▶ Your task: Please set down the Raspberry Pi setup instructions word for word, everything from "Setting Up Usernames" down to "using terminal software.".

Set up the Raspberry Pi to boot

Setting Up Usernames and Passwords

The Raspberry Pi you purchase will come with an initial username and password, and you have the option to reset it. After booting up the Raspberry Pi, you can log in through SSH or physically connect it to a display and keyboard. SSH is recommended, as it is a network protocol used to securely connect to a remote computer over an encrypted channel.

Connect SSH to the Raspberry Pi using terminal software.

Enter the following command in the terminal and press Enter:

				
					passwd
				
			

The system will prompt you to enter a new password and then confirm the password. Make sure to choose a strong password containing letters, numbers, and symbols.

Document understanding data:
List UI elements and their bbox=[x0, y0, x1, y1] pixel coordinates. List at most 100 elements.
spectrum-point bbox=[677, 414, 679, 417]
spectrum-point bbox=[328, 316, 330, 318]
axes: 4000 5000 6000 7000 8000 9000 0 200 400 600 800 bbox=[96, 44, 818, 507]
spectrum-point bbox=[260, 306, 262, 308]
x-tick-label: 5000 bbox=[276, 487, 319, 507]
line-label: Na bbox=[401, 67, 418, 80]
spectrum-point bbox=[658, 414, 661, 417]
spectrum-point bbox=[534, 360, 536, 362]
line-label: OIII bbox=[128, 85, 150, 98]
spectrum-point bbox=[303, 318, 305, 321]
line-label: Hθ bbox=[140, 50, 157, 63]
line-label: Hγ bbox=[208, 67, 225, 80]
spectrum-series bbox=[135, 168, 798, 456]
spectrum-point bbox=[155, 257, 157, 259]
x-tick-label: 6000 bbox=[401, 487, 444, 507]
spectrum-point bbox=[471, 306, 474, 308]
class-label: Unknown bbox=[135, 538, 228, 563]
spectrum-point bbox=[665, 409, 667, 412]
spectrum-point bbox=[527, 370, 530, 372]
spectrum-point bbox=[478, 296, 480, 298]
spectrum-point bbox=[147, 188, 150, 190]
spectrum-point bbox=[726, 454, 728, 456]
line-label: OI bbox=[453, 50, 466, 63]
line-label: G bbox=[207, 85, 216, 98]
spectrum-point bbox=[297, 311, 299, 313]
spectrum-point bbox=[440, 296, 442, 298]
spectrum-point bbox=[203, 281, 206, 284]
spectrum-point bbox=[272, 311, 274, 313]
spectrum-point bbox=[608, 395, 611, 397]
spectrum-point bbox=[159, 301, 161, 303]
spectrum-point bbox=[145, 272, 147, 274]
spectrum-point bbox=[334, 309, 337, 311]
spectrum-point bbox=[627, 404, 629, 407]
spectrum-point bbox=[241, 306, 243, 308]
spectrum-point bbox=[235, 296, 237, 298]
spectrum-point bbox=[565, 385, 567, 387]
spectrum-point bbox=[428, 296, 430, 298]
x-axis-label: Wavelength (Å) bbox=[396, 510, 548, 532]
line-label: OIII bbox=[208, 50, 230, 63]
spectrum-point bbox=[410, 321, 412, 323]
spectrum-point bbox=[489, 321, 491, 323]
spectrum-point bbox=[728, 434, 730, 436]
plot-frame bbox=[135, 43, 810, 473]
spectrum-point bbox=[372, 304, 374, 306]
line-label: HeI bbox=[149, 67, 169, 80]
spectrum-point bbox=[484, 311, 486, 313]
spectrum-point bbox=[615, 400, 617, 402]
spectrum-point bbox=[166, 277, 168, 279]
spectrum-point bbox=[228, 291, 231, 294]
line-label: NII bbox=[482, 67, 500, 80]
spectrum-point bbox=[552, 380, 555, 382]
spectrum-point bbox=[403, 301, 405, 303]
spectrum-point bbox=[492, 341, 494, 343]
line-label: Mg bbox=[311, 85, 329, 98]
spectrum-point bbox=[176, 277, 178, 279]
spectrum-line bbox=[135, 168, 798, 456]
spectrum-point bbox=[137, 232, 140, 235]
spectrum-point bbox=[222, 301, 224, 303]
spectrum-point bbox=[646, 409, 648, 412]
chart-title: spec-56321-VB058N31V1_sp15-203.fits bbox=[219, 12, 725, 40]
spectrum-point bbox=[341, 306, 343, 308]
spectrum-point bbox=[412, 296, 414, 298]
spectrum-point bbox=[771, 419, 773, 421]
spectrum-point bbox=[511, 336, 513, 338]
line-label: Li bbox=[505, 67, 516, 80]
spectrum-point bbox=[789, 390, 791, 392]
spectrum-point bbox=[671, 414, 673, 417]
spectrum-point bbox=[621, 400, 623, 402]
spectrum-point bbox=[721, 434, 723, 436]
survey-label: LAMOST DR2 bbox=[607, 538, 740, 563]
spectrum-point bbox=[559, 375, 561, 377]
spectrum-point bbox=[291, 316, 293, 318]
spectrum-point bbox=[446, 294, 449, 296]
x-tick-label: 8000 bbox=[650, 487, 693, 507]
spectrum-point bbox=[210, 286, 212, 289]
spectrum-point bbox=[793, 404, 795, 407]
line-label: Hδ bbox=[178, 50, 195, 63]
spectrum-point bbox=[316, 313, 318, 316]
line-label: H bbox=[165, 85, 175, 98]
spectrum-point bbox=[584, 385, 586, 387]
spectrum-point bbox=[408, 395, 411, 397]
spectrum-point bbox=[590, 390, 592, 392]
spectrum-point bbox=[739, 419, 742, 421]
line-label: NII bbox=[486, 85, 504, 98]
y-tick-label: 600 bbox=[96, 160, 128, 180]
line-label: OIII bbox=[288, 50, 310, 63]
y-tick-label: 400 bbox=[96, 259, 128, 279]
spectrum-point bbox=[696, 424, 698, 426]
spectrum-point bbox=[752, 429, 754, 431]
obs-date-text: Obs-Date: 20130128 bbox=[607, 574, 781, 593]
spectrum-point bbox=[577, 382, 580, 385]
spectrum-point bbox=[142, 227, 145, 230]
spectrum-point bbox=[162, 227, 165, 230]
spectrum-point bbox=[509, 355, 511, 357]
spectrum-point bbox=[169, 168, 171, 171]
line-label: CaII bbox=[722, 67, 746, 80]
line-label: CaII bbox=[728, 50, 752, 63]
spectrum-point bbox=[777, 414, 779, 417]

▶ Final answer:
Setting Up Usernames and Passwords

The Raspberry Pi you purchase will come with an initial username and password, and you have the option to reset it. After booting up the Raspberry Pi, you can log in through SSH or physically connect it to a display and keyboard. SSH is recommended, as it is a network protocol used to securely connect to a remote computer over an encrypted channel.

Connect SSH to the Raspberry Pi using terminal software.